# Task brief
Reproduce the records below in their entirety, character for character.

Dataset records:
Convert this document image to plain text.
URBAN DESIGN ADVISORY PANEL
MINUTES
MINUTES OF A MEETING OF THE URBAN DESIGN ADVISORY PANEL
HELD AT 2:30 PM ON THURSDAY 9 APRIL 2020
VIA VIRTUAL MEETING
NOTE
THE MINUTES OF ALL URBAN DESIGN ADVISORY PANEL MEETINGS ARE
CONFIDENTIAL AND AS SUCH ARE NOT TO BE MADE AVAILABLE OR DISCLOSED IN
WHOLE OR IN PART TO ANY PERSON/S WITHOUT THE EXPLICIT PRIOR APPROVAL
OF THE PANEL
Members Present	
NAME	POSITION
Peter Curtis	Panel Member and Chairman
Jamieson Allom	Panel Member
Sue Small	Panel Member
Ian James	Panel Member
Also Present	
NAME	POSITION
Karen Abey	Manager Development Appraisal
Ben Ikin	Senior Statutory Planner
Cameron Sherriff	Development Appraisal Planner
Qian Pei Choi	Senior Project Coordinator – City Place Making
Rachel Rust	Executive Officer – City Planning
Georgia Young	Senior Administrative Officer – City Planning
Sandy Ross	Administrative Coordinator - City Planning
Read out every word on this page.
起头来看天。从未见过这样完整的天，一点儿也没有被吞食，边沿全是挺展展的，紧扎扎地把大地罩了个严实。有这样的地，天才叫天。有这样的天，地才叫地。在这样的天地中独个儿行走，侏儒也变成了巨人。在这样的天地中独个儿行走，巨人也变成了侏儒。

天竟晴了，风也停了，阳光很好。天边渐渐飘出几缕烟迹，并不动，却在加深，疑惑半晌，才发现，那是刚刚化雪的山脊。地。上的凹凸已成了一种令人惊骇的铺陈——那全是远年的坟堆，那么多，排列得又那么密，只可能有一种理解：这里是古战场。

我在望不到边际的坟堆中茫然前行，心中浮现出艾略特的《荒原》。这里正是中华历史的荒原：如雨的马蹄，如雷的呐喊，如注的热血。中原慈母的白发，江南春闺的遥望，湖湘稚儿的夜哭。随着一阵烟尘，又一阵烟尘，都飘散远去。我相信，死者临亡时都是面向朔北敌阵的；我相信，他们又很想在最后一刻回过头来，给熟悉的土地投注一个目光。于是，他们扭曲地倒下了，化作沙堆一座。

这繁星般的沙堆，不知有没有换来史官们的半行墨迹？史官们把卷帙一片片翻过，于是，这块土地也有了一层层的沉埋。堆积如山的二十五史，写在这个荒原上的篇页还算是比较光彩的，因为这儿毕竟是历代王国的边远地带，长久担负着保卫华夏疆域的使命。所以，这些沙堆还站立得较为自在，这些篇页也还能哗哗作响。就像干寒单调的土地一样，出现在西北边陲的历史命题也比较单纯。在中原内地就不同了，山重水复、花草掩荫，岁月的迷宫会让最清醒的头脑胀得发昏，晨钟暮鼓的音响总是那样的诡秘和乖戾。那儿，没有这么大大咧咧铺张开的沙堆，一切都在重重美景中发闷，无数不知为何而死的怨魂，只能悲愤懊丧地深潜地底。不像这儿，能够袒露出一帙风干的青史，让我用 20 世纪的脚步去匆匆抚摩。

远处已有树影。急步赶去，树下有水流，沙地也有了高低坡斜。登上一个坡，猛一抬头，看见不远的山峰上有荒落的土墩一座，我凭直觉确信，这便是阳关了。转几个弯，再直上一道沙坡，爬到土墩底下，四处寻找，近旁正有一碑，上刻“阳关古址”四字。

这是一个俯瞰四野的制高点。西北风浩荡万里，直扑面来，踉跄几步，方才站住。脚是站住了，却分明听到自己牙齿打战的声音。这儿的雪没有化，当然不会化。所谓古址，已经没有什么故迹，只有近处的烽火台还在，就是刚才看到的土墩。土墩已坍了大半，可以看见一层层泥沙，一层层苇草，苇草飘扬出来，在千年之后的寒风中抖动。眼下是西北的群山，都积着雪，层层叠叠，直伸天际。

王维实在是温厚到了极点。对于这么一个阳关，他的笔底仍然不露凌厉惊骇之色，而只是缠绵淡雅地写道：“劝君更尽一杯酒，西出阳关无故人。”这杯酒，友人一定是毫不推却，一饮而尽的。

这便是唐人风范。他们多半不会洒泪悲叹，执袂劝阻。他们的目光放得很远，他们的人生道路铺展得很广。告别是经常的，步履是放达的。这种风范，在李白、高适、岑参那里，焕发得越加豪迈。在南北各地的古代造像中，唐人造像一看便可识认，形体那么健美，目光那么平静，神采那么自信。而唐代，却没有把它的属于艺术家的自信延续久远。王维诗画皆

# Result of the exercise
Convert this document image to plain text.
URBAN DESIGN ADVISORY PANEL
MINUTES
MINUTES OF A MEETING OF THE URBAN DESIGN ADVISORY PANEL
HELD AT 2:30 PM ON THURSDAY 9 APRIL 2020
VIA VIRTUAL MEETING
NOTE
THE MINUTES OF ALL URBAN DESIGN ADVISORY PANEL MEETINGS ARE
CONFIDENTIAL AND AS SUCH ARE NOT TO BE MADE AVAILABLE OR DISCLOSED IN
WHOLE OR IN PART TO ANY PERSON/S WITHOUT THE EXPLICIT PRIOR APPROVAL
OF THE PANEL
Members Present	
NAME	POSITION
Peter Curtis	Panel Member and Chairman
Jamieson Allom	Panel Member
Sue Small	Panel Member
Ian James	Panel Member
Also Present	
NAME	POSITION
Karen Abey	Manager Development Appraisal
Ben Ikin	Senior Statutory Planner
Cameron Sherriff	Development Appraisal Planner
Qian Pei Choi	Senior Project Coordinator – City Place Making
Rachel Rust	Executive Officer – City Planning
Georgia Young	Senior Administrative Officer – City Planning
Sandy Ross	Administrative Coordinator - City Planning
Read out every word on this page.
起头来看天。从未见过这样完整的天，一点儿也没有被吞食，边沿全是挺展展的，紧扎扎地把大地罩了个严实。有这样的地，天才叫天。有这样的天，地才叫地。在这样的天地中独个儿行走，侏儒也变成了巨人。在这样的天地中独个儿行走，巨人也变成了侏儒。

天竟晴了，风也停了，阳光很好。天边渐渐飘出几缕烟迹，并不动，却在加深，疑惑半晌，才发现，那是刚刚化雪的山脊。地。上的凹凸已成了一种令人惊骇的铺陈——那全是远年的坟堆，那么多，排列得又那么密，只可能有一种理解：这里是古战场。

我在望不到边际的坟堆中茫然前行，心中浮现出艾略特的《荒原》。这里正是中华历史的荒原：如雨的马蹄，如雷的呐喊，如注的热血。中原慈母的白发，江南春闺的遥望，湖湘稚儿的夜哭。随着一阵烟尘，又一阵烟尘，都飘散远去。我相信，死者临亡时都是面向朔北敌阵的；我相信，他们又很想在最后一刻回过头来，给熟悉的土地投注一个目光。于是，他们扭曲地倒下了，化作沙堆一座。

这繁星般的沙堆，不知有没有换来史官们的半行墨迹？史官们把卷帙一片片翻过，于是，这块土地也有了一层层的沉埋。堆积如山的二十五史，写在这个荒原上的篇页还算是比较光彩的，因为这儿毕竟是历代王国的边远地带，长久担负着保卫华夏疆域的使命。所以，这些沙堆还站立得较为自在，这些篇页也还能哗哗作响。就像干寒单调的土地一样，出现在西北边陲的历史命题也比较单纯。在中原内地就不同了，山重水复、花草掩荫，岁月的迷宫会让最清醒的头脑胀得发昏，晨钟暮鼓的音响总是那样的诡秘和乖戾。那儿，没有这么大大咧咧铺张开的沙堆，一切都在重重美景中发闷，无数不知为何而死的怨魂，只能悲愤懊丧地深潜地底。不像这儿，能够袒露出一帙风干的青史，让我用 20 世纪的脚步去匆匆抚摩。

远处已有树影。急步赶去，树下有水流，沙地也有了高低坡斜。登上一个坡，猛一抬头，看见不远的山峰上有荒落的土墩一座，我凭直觉确信，这便是阳关了。转几个弯，再直上一道沙坡，爬到土墩底下，四处寻找，近旁正有一碑，上刻“阳关古址”四字。

这是一个俯瞰四野的制高点。西北风浩荡万里，直扑面来，踉跄几步，方才站住。脚是站住了，却分明听到自己牙齿打战的声音。这儿的雪没有化，当然不会化。所谓古址，已经没有什么故迹，只有近处的烽火台还在，就是刚才看到的土墩。土墩已坍了大半，可以看见一层层泥沙，一层层苇草，苇草飘扬出来，在千年之后的寒风中抖动。眼下是西北的群山，都积着雪，层层叠叠，直伸天际。

王维实在是温厚到了极点。对于这么一个阳关，他的笔底仍然不露凌厉惊骇之色，而只是缠绵淡雅地写道：“劝君更尽一杯酒，西出阳关无故人。”这杯酒，友人一定是毫不推却，一饮而尽的。

这便是唐人风范。他们多半不会洒泪悲叹，执袂劝阻。他们的目光放得很远，他们的人生道路铺展得很广。告别是经常的，步履是放达的。这种风范，在李白、高适、岑参那里，焕发得越加豪迈。在南北各地的古代造像中，唐人造像一看便可识认，形体那么健美，目光那么平静，神采那么自信。而唐代，却没有把它的属于艺术家的自信延续久远。王维诗画皆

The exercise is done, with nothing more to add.